WHAT NEEDS TO BE DONE
Give the listing below again in full, exactly as written.

EXCERPTED RECORDS
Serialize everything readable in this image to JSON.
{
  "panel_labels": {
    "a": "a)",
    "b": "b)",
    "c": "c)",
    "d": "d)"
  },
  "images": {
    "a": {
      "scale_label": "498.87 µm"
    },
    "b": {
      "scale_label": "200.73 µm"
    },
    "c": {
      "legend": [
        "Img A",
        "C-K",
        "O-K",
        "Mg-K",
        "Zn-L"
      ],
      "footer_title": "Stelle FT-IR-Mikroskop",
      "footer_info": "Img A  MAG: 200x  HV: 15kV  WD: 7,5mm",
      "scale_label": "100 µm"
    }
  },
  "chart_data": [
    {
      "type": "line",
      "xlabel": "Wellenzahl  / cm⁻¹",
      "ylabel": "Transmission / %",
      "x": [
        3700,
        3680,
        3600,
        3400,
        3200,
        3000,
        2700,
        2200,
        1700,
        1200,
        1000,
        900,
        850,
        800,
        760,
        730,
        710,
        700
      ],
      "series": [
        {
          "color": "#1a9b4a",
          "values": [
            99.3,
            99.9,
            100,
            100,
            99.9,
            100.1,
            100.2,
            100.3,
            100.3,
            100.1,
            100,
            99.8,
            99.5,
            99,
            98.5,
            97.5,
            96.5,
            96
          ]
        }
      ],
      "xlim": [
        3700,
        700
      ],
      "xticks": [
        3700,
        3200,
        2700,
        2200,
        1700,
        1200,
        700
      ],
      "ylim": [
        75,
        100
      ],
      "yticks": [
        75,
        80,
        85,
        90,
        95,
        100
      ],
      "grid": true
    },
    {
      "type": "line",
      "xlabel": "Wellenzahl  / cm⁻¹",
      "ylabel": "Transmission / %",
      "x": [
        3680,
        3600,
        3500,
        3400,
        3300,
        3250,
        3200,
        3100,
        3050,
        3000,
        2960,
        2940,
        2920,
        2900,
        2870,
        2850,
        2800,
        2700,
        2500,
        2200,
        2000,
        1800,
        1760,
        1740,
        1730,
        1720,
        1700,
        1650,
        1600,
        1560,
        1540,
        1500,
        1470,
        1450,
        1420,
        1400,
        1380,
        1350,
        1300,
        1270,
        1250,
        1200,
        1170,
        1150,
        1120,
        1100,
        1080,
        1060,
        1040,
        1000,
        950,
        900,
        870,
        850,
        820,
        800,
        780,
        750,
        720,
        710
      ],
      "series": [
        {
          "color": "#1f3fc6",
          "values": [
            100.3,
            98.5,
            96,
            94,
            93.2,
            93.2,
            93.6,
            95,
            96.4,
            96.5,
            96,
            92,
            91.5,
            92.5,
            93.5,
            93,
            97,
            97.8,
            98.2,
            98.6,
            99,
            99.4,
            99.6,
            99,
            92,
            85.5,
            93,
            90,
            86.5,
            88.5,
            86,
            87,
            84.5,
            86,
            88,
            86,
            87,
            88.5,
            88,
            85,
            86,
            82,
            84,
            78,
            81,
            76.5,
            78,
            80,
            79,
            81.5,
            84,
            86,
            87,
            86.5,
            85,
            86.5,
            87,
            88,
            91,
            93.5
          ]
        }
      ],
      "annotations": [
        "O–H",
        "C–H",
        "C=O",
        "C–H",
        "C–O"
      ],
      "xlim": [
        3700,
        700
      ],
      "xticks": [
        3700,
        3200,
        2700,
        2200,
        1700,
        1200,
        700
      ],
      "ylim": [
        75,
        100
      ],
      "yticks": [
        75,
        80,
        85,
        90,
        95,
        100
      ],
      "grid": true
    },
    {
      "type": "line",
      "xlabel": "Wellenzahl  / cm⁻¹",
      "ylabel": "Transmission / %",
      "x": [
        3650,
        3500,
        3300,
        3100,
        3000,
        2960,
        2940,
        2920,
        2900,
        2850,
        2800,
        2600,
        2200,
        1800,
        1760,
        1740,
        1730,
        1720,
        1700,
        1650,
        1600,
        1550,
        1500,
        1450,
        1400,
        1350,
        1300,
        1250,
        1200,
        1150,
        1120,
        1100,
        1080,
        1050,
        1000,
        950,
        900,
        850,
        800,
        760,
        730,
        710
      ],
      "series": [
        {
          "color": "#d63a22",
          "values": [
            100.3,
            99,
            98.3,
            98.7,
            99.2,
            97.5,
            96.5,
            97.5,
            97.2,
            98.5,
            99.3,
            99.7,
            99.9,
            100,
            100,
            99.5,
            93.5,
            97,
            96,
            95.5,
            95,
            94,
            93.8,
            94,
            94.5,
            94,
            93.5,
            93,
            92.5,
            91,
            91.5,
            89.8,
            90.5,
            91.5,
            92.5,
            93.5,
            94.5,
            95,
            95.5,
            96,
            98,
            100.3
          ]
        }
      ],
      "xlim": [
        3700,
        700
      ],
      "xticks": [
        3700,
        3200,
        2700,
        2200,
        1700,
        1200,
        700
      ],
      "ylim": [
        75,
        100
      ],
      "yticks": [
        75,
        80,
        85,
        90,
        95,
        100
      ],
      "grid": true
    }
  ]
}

CORRECT ANSWER
Serialize everything readable in this image to JSON.
{
  "panel_labels": {
    "a": "a)",
    "b": "b)",
    "c": "c)",
    "d": "d)"
  },
  "images": {
    "a": {
      "scale_label": "498.87 µm"
    },
    "b": {
      "scale_label": "200.73 µm"
    },
    "c": {
      "legend": [
        "Img A",
        "C-K",
        "O-K",
        "Mg-K",
        "Zn-L"
      ],
      "footer_title": "Stelle FT-IR-Mikroskop",
      "footer_info": "Img A  MAG: 200x  HV: 15kV  WD: 7,5mm",
      "scale_label": "100 µm"
    }
  },
  "chart_data": [
    {
      "type": "line",
      "xlabel": "Wellenzahl  / cm⁻¹",
      "ylabel": "Transmission / %",
      "x": [
        3700,
        3680,
        3600,
        3400,
        3200,
        3000,
        2700,
        2200,
        1700,
        1200,
        1000,
        900,
        850,
        800,
        760,
        730,
        710,
        700
      ],
      "series": [
        {
          "color": "#1a9b4a",
          "values": [
            99.3,
            99.9,
            100,
            100,
            99.9,
            100.1,
            100.2,
            100.3,
            100.3,
            100.1,
            100,
            99.8,
            99.5,
            99,
            98.5,
            97.5,
            96.5,
            96
          ]
        }
      ],
      "xlim": [
        3700,
        700
      ],
      "xticks": [
        3700,
        3200,
        2700,
        2200,
        1700,
        1200,
        700
      ],
      "ylim": [
        75,
        100
      ],
      "yticks": [
        75,
        80,
        85,
        90,
        95,
        100
      ],
      "grid": true
    },
    {
      "type": "line",
      "xlabel": "Wellenzahl  / cm⁻¹",
      "ylabel": "Transmission / %",
      "x": [
        3680,
        3600,
        3500,
        3400,
        3300,
        3250,
        3200,
        3100,
        3050,
        3000,
        2960,
        2940,
        2920,
        2900,
        2870,
        2850,
        2800,
        2700,
        2500,
        2200,
        2000,
        1800,
        1760,
        1740,
        1730,
        1720,
        1700,
        1650,
        1600,
        1560,
        1540,
        1500,
        1470,
        1450,
        1420,
        1400,
        1380,
        1350,
        1300,
        1270,
        1250,
        1200,
        1170,
        1150,
        1120,
        1100,
        1080,
        1060,
        1040,
        1000,
        950,
        900,
        870,
        850,
        820,
        800,
        780,
        750,
        720,
        710
      ],
      "series": [
        {
          "color": "#1f3fc6",
          "values": [
            100.3,
            98.5,
            96,
            94,
            93.2,
            93.2,
            93.6,
            95,
            96.4,
            96.5,
            96,
            92,
            91.5,
            92.5,
            93.5,
            93,
            97,
            97.8,
            98.2,
            98.6,
            99,
            99.4,
            99.6,
            99,
            92,
            85.5,
            93,
            90,
            86.5,
            88.5,
            86,
            87,
            84.5,
            86,
            88,
            86,
            87,
            88.5,
            88,
            85,
            86,
            82,
            84,
            78,
            81,
            76.5,
            78,
            80,
            79,
            81.5,
            84,
            86,
            87,
            86.5,
            85,
            86.5,
            87,
            88,
            91,
            93.5
          ]
        }
      ],
      "annotations": [
        "O–H",
        "C–H",
        "C=O",
        "C–H",
        "C–O"
      ],
      "xlim": [
        3700,
        700
      ],
      "xticks": [
        3700,
        3200,
        2700,
        2200,
        1700,
        1200,
        700
      ],
      "ylim": [
        75,
        100
      ],
      "yticks": [
        75,
        80,
        85,
        90,
        95,
        100
      ],
      "grid": true
    },
    {
      "type": "line",
      "xlabel": "Wellenzahl  / cm⁻¹",
      "ylabel": "Transmission / %",
      "x": [
        3650,
        3500,
        3300,
        3100,
        3000,
        2960,
        2940,
        2920,
        2900,
        2850,
        2800,
        2600,
        2200,
        1800,
        1760,
        1740,
        1730,
        1720,
        1700,
        1650,
        1600,
        1550,
        1500,
        1450,
        1400,
        1350,
        1300,
        1250,
        1200,
        1150,
        1120,
        1100,
        1080,
        1050,
        1000,
        950,
        900,
        850,
        800,
        760,
        730,
        710
      ],
      "series": [
        {
          "color": "#d63a22",
          "values": [
            100.3,
            99,
            98.3,
            98.7,
            99.2,
            97.5,
            96.5,
            97.5,
            97.2,
            98.5,
            99.3,
            99.7,
            99.9,
            100,
            100,
            99.5,
            93.5,
            97,
            96,
            95.5,
            95,
            94,
            93.8,
            94,
            94.5,
            94,
            93.5,
            93,
            92.5,
            91,
            91.5,
            89.8,
            90.5,
            91.5,
            92.5,
            93.5,
            94.5,
            95,
            95.5,
            96,
            98,
            100.3
          ]
        }
      ],
      "xlim": [
        3700,
        700
      ],
      "xticks": [
        3700,
        3200,
        2700,
        2200,
        1700,
        1200,
        700
      ],
      "ylim": [
        75,
        100
      ],
      "yticks": [
        75,
        80,
        85,
        90,
        95,
        100
      ],
      "grid": true
    }
  ]
}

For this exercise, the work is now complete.